### PROBLEM STATEMENT
Find how many lines in the data below include the word "tillid", then write only that number.
-=-=-=-=-
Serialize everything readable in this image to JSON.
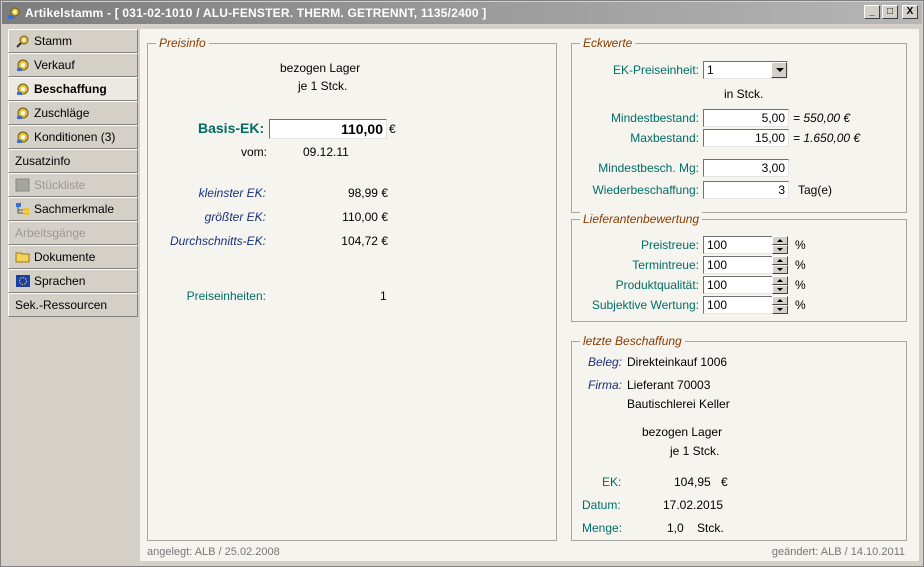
{
  "window": {
    "title": "Artikelstamm - [ 031-02-1010 / ALU-FENSTER. THERM. GETRENNT, 1135/2400 ]",
    "btn_minimize": "_",
    "btn_maximize": "□",
    "btn_close": "X"
  },
  "sidebar": {
    "items": [
      {
        "label": "Stamm"
      },
      {
        "label": "Verkauf"
      },
      {
        "label": "Beschaffung"
      },
      {
        "label": "Zuschläge"
      },
      {
        "label": "Konditionen (3)"
      },
      {
        "label": "Zusatzinfo"
      },
      {
        "label": "Stückliste"
      },
      {
        "label": "Sachmerkmale"
      },
      {
        "label": "Arbeitsgänge"
      },
      {
        "label": "Dokumente"
      },
      {
        "label": "Sprachen"
      },
      {
        "label": "Sek.-Ressourcen"
      }
    ]
  },
  "preisinfo": {
    "legend": "Preisinfo",
    "header_line1": "bezogen Lager",
    "header_line2": "je 1 Stck.",
    "basis_ek_label": "Basis-EK:",
    "basis_ek_value": "110,00",
    "currency": "€",
    "vom_label": "vom:",
    "vom_value": "09.12.11",
    "kleinster_label": "kleinster EK:",
    "kleinster_value": "98,99 €",
    "groesster_label": "größter EK:",
    "groesster_value": "110,00 €",
    "durchschnitt_label": "Durchschnitts-EK:",
    "durchschnitt_value": "104,72 €",
    "preiseinheiten_label": "Preiseinheiten:",
    "preiseinheiten_value": "1"
  },
  "eckwerte": {
    "legend": "Eckwerte",
    "ek_preiseinheit_label": "EK-Preiseinheit:",
    "ek_preiseinheit_value": "1",
    "unit_text": "in Stck.",
    "mindestbestand_label": "Mindestbestand:",
    "mindestbestand_value": "5,00",
    "mindestbestand_calc": "= 550,00 €",
    "maxbestand_label": "Maxbestand:",
    "maxbestand_value": "15,00",
    "maxbestand_calc": "= 1.650,00 €",
    "mindestbesch_label": "Mindestbesch. Mg:",
    "mindestbesch_value": "3,00",
    "wiederbeschaffung_label": "Wiederbeschaffung:",
    "wiederbeschaffung_value": "3",
    "wiederbeschaffung_unit": "Tag(e)"
  },
  "lieferanten": {
    "legend": "Lieferantenbewertung",
    "rows": [
      {
        "label": "Preistreue:",
        "value": "100",
        "unit": "%"
      },
      {
        "label": "Termintreue:",
        "value": "100",
        "unit": "%"
      },
      {
        "label": "Produktqualität:",
        "value": "100",
        "unit": "%"
      },
      {
        "label": "Subjektive Wertung:",
        "value": "100",
        "unit": "%"
      }
    ]
  },
  "letzte": {
    "legend": "letzte Beschaffung",
    "beleg_label": "Beleg:",
    "beleg_value": "Direkteinkauf 1006",
    "firma_label": "Firma:",
    "firma_line1": "Lieferant 70003",
    "firma_line2": "Bautischlerei Keller",
    "header_line1": "bezogen Lager",
    "header_line2": "je 1 Stck.",
    "ek_label": "EK:",
    "ek_value": "104,95",
    "ek_currency": "€",
    "datum_label": "Datum:",
    "datum_value": "17.02.2015",
    "menge_label": "Menge:",
    "menge_value": "1,0",
    "menge_unit": "Stck."
  },
  "footer": {
    "angelegt": "angelegt: ALB / 25.02.2008",
    "geaendert": "geändert: ALB / 14.10.2011"
  },
  "colors": {
    "label_teal": "#006e64",
    "label_navy": "#1b2f7e",
    "legend_brown": "#8a3b00"
  }
}
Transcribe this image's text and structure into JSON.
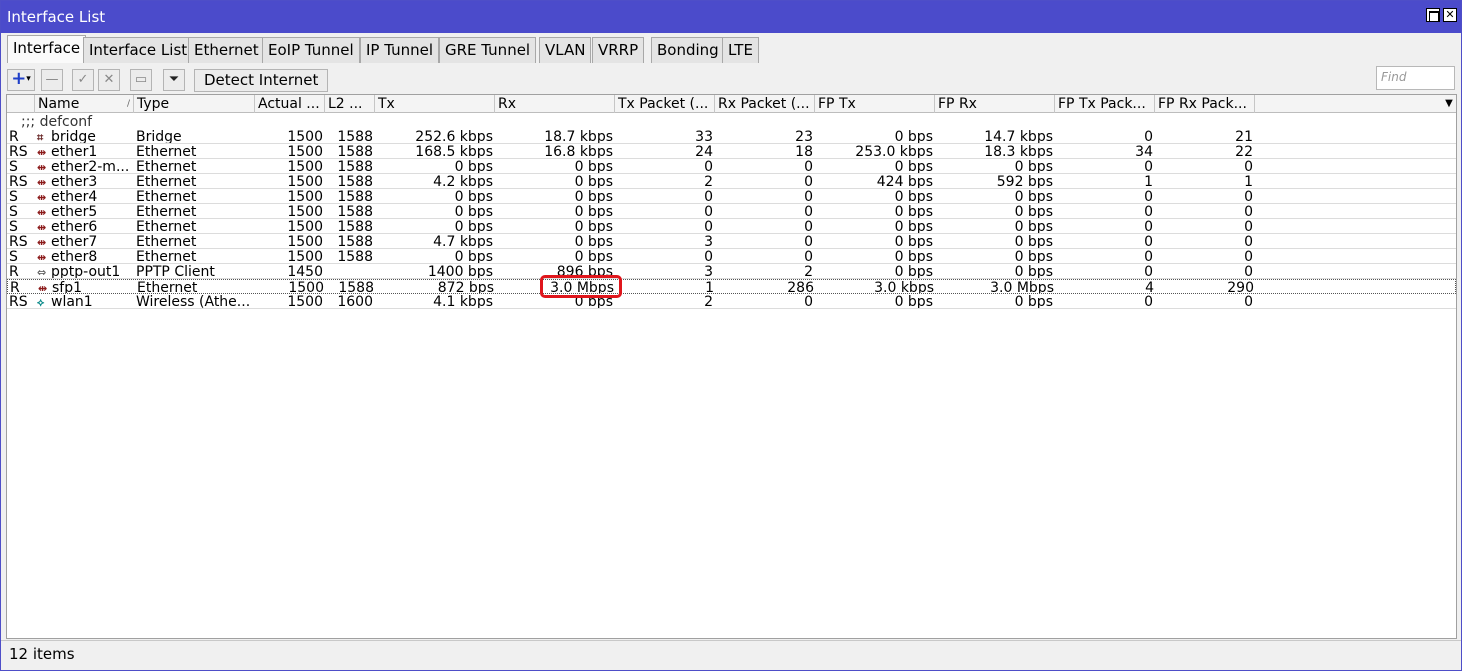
{
  "window": {
    "title": "Interface List"
  },
  "tabs": [
    "Interface",
    "Interface List",
    "Ethernet",
    "EoIP Tunnel",
    "IP Tunnel",
    "GRE Tunnel",
    "VLAN",
    "VRRP",
    "Bonding",
    "LTE"
  ],
  "toolbar": {
    "add_icon": "plus-icon",
    "remove_icon": "minus-icon",
    "enable_icon": "check-icon",
    "disable_icon": "x-icon",
    "comment_icon": "note-icon",
    "filter_icon": "funnel-icon",
    "detect_label": "Detect Internet",
    "find_placeholder": "Find"
  },
  "columns": [
    "Name",
    "Type",
    "Actual ...",
    "L2 ...",
    "Tx",
    "Rx",
    "Tx Packet (...",
    "Rx Packet (...",
    "FP Tx",
    "FP Rx",
    "FP Tx Pack...",
    "FP Rx Pack..."
  ],
  "comment_row": ";;; defconf",
  "rows": [
    {
      "flags": "R",
      "icon": "bridge-icon",
      "name": "bridge",
      "type": "Bridge",
      "actual": "1500",
      "l2": "1588",
      "tx": "252.6 kbps",
      "rx": "18.7 kbps",
      "txp": "33",
      "rxp": "23",
      "fptx": "0 bps",
      "fprx": "14.7 kbps",
      "fptxp": "0",
      "fprxp": "21"
    },
    {
      "flags": "RS",
      "icon": "ethernet-icon",
      "name": "ether1",
      "type": "Ethernet",
      "actual": "1500",
      "l2": "1588",
      "tx": "168.5 kbps",
      "rx": "16.8 kbps",
      "txp": "24",
      "rxp": "18",
      "fptx": "253.0 kbps",
      "fprx": "18.3 kbps",
      "fptxp": "34",
      "fprxp": "22"
    },
    {
      "flags": "S",
      "icon": "ethernet-icon",
      "name": "ether2-m...",
      "type": "Ethernet",
      "actual": "1500",
      "l2": "1588",
      "tx": "0 bps",
      "rx": "0 bps",
      "txp": "0",
      "rxp": "0",
      "fptx": "0 bps",
      "fprx": "0 bps",
      "fptxp": "0",
      "fprxp": "0"
    },
    {
      "flags": "RS",
      "icon": "ethernet-icon",
      "name": "ether3",
      "type": "Ethernet",
      "actual": "1500",
      "l2": "1588",
      "tx": "4.2 kbps",
      "rx": "0 bps",
      "txp": "2",
      "rxp": "0",
      "fptx": "424 bps",
      "fprx": "592 bps",
      "fptxp": "1",
      "fprxp": "1"
    },
    {
      "flags": "S",
      "icon": "ethernet-icon",
      "name": "ether4",
      "type": "Ethernet",
      "actual": "1500",
      "l2": "1588",
      "tx": "0 bps",
      "rx": "0 bps",
      "txp": "0",
      "rxp": "0",
      "fptx": "0 bps",
      "fprx": "0 bps",
      "fptxp": "0",
      "fprxp": "0"
    },
    {
      "flags": "S",
      "icon": "ethernet-icon",
      "name": "ether5",
      "type": "Ethernet",
      "actual": "1500",
      "l2": "1588",
      "tx": "0 bps",
      "rx": "0 bps",
      "txp": "0",
      "rxp": "0",
      "fptx": "0 bps",
      "fprx": "0 bps",
      "fptxp": "0",
      "fprxp": "0"
    },
    {
      "flags": "S",
      "icon": "ethernet-icon",
      "name": "ether6",
      "type": "Ethernet",
      "actual": "1500",
      "l2": "1588",
      "tx": "0 bps",
      "rx": "0 bps",
      "txp": "0",
      "rxp": "0",
      "fptx": "0 bps",
      "fprx": "0 bps",
      "fptxp": "0",
      "fprxp": "0"
    },
    {
      "flags": "RS",
      "icon": "ethernet-icon",
      "name": "ether7",
      "type": "Ethernet",
      "actual": "1500",
      "l2": "1588",
      "tx": "4.7 kbps",
      "rx": "0 bps",
      "txp": "3",
      "rxp": "0",
      "fptx": "0 bps",
      "fprx": "0 bps",
      "fptxp": "0",
      "fprxp": "0"
    },
    {
      "flags": "S",
      "icon": "ethernet-icon",
      "name": "ether8",
      "type": "Ethernet",
      "actual": "1500",
      "l2": "1588",
      "tx": "0 bps",
      "rx": "0 bps",
      "txp": "0",
      "rxp": "0",
      "fptx": "0 bps",
      "fprx": "0 bps",
      "fptxp": "0",
      "fprxp": "0"
    },
    {
      "flags": "R",
      "icon": "pptp-icon",
      "name": "pptp-out1",
      "type": "PPTP Client",
      "actual": "1450",
      "l2": "",
      "tx": "1400 bps",
      "rx": "896 bps",
      "txp": "3",
      "rxp": "2",
      "fptx": "0 bps",
      "fprx": "0 bps",
      "fptxp": "0",
      "fprxp": "0"
    },
    {
      "flags": "R",
      "icon": "ethernet-icon",
      "name": "sfp1",
      "type": "Ethernet",
      "actual": "1500",
      "l2": "1588",
      "tx": "872 bps",
      "rx": "3.0 Mbps",
      "txp": "1",
      "rxp": "286",
      "fptx": "3.0 kbps",
      "fprx": "3.0 Mbps",
      "fptxp": "4",
      "fprxp": "290"
    },
    {
      "flags": "RS",
      "icon": "wireless-icon",
      "name": "wlan1",
      "type": "Wireless (Athe...",
      "actual": "1500",
      "l2": "1600",
      "tx": "4.1 kbps",
      "rx": "0 bps",
      "txp": "2",
      "rxp": "0",
      "fptx": "0 bps",
      "fprx": "0 bps",
      "fptxp": "0",
      "fprxp": "0"
    }
  ],
  "status": {
    "count": "12 items"
  }
}
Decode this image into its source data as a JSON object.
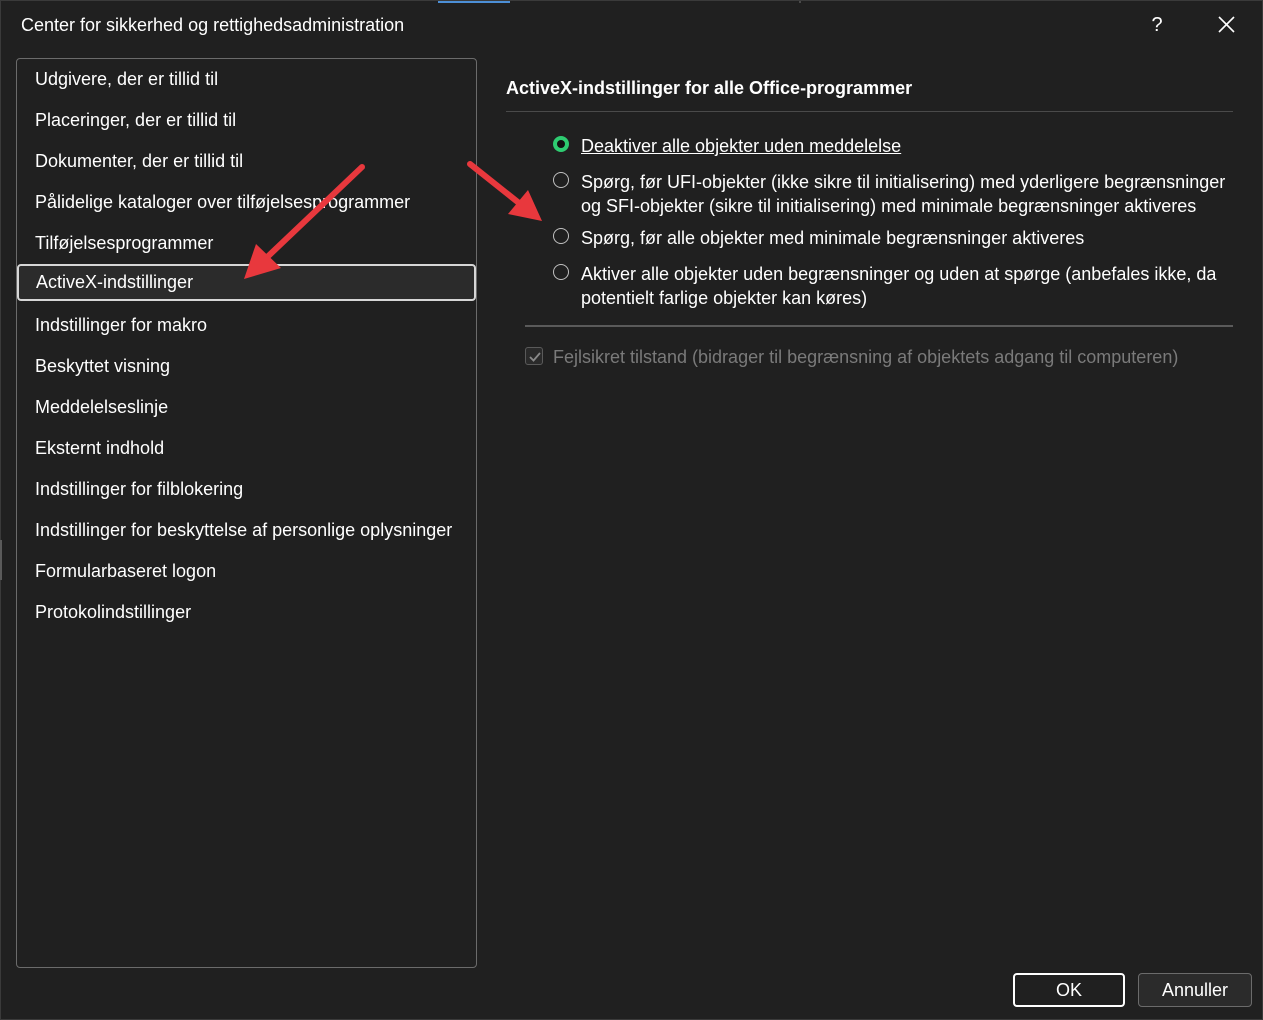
{
  "window": {
    "title": "Center for sikkerhed og rettighedsadministration",
    "help_label": "?"
  },
  "sidebar": {
    "items": [
      {
        "label": "Udgivere, der er tillid til"
      },
      {
        "label": "Placeringer, der er tillid til"
      },
      {
        "label": "Dokumenter, der er tillid til"
      },
      {
        "label": "Pålidelige kataloger over tilføjelsesprogrammer"
      },
      {
        "label": "Tilføjelsesprogrammer"
      },
      {
        "label": "ActiveX-indstillinger",
        "selected": true
      },
      {
        "label": "Indstillinger for makro"
      },
      {
        "label": "Beskyttet visning"
      },
      {
        "label": "Meddelelseslinje"
      },
      {
        "label": "Eksternt indhold"
      },
      {
        "label": "Indstillinger for filblokering"
      },
      {
        "label": "Indstillinger for beskyttelse af personlige oplysninger"
      },
      {
        "label": "Formularbaseret logon"
      },
      {
        "label": "Protokolindstillinger"
      }
    ]
  },
  "main": {
    "section_title": "ActiveX-indstillinger for alle Office-programmer",
    "options": [
      {
        "lines": [
          "Deaktiver alle objekter uden meddelelse"
        ],
        "checked": true
      },
      {
        "lines": [
          "Spørg, før UFI-objekter (ikke sikre til initialisering) med yderligere begrænsninger",
          "og SFI-objekter (sikre til initialisering) med minimale begrænsninger aktiveres"
        ],
        "checked": false
      },
      {
        "lines": [
          "Spørg, før alle objekter med minimale begrænsninger aktiveres"
        ],
        "checked": false
      },
      {
        "lines": [
          "Aktiver alle objekter uden begrænsninger og uden at spørge (anbefales ikke, da",
          "potentielt farlige objekter kan køres)"
        ],
        "checked": false
      }
    ],
    "safe_mode_label": "Fejlsikret tilstand (bidrager til begrænsning af objektets adgang til computeren)",
    "safe_mode_checked": true,
    "safe_mode_disabled": true
  },
  "footer": {
    "ok_label": "OK",
    "cancel_label": "Annuller"
  },
  "colors": {
    "background": "#202020",
    "radio_selected": "#2ecc71",
    "annotation_arrow": "#e8383d"
  }
}
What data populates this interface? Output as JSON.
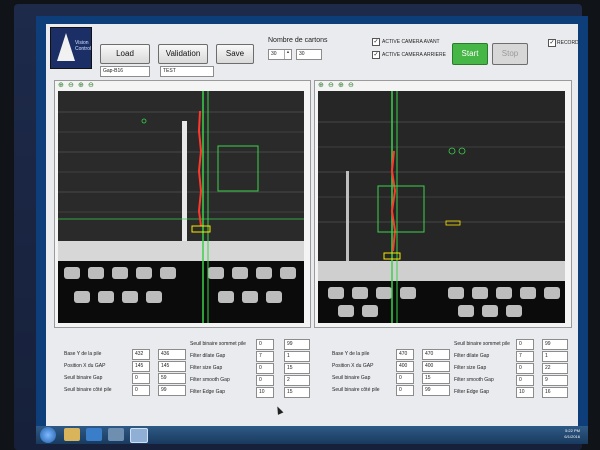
-=-=-=-=-
### RESPONSE
3